TEXT EXTRACT »
Surrealism is an artistic and cultural movement that developed in Europe in the aftermath of World War I. It is characterized by the depiction of unnerving, illogical scenes and the use of techniques that allow the unconscious mind to express itself. The movement produced works of painting, writing, theatre, filmmaking, photography, and other media. Key features of Surrealism include:

  • Element of surprise: Works of Surrealism feature unexpected juxtapositions and non sequitur.
  • Challenging norms: At the core of Surrealism is the willingness to challenge imposed values and norms, and a search for freedom.
  • Automatism: Surrealist artists seek to explore the unconscious mind as a way of creating art, resulting in dreamlike, sometimes bizarre imagery across endless mediums. The core of Surrealism is a focus on illustrating the mind’s deepest thoughts automatically when they surface.

INFORMATION PROVIDED »
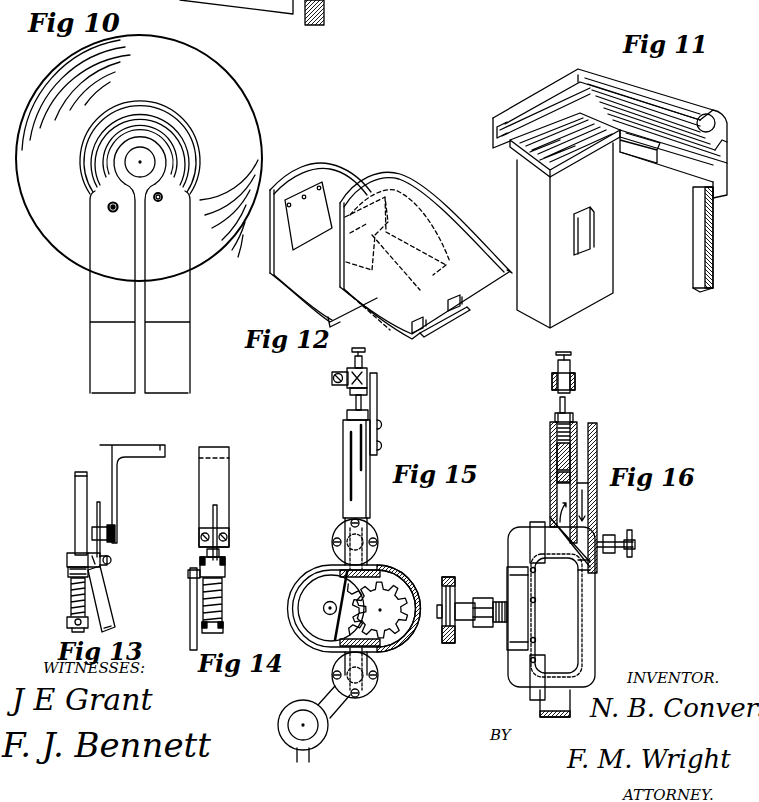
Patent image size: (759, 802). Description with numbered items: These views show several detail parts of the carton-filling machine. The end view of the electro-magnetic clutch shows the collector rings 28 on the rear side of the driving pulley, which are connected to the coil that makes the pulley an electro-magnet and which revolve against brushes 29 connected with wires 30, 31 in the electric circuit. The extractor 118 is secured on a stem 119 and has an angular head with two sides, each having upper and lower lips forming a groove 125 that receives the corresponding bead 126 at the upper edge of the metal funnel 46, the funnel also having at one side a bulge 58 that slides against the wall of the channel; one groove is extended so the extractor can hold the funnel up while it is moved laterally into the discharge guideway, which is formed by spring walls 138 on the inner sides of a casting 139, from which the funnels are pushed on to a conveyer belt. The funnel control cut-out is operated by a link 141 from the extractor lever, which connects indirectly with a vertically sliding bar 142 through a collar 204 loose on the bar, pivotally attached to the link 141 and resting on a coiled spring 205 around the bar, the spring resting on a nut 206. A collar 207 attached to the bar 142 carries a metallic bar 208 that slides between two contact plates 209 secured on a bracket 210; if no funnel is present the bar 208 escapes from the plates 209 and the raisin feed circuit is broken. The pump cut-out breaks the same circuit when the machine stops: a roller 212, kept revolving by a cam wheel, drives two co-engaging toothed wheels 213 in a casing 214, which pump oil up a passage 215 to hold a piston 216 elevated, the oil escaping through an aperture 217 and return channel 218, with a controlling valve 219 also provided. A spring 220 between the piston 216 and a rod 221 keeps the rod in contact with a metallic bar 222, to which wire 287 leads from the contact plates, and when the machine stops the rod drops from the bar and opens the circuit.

EXERCISE REQUIREMENTS »
1) Print the passage on Surrealism word for word, from "Surrealism is an" up to and including "search for freedom.".
2) Write a continuation of the Surrealism passage that starts right after its final sentence.

RESULTS FOR THE EXERCISE »
1)
Surrealism is an artistic and cultural movement that developed in Europe in the aftermath of World War I. It is characterized by the depiction of unnerving, illogical scenes and the use of techniques that allow the unconscious mind to express itself. The movement produced works of painting, writing, theatre, filmmaking, photography, and other media. Key features of Surrealism include:

  • Element of surprise: Works of Surrealism feature unexpected juxtapositions and non sequitur.
  • Challenging norms: At the core of Surrealism is the willingness to challenge imposed values and norms, and a search for freedom.

2)
Surrealism grew principally out of the earlier Dada movement, which before World War I produced works of anti-art that deliberately defied reason. However, Surrealisms emphasis was not on negation but on positive expression. The movement represented a reaction against what its members saw as the destruction wrought by the "rationalism" that had guided European culture and politics in the past and that had culminated in the horrors of World War I. According to the major spokesman of the movement, the poet and critic André Breton, who published The Surrealist Manifesto in 1924, Surrealism was a means of reuniting conscious and unconscious realms of experience so completely that the world of dream and fantasy could be joined to the everyday rational world in "an absolute reality, a super-reality," or surreality.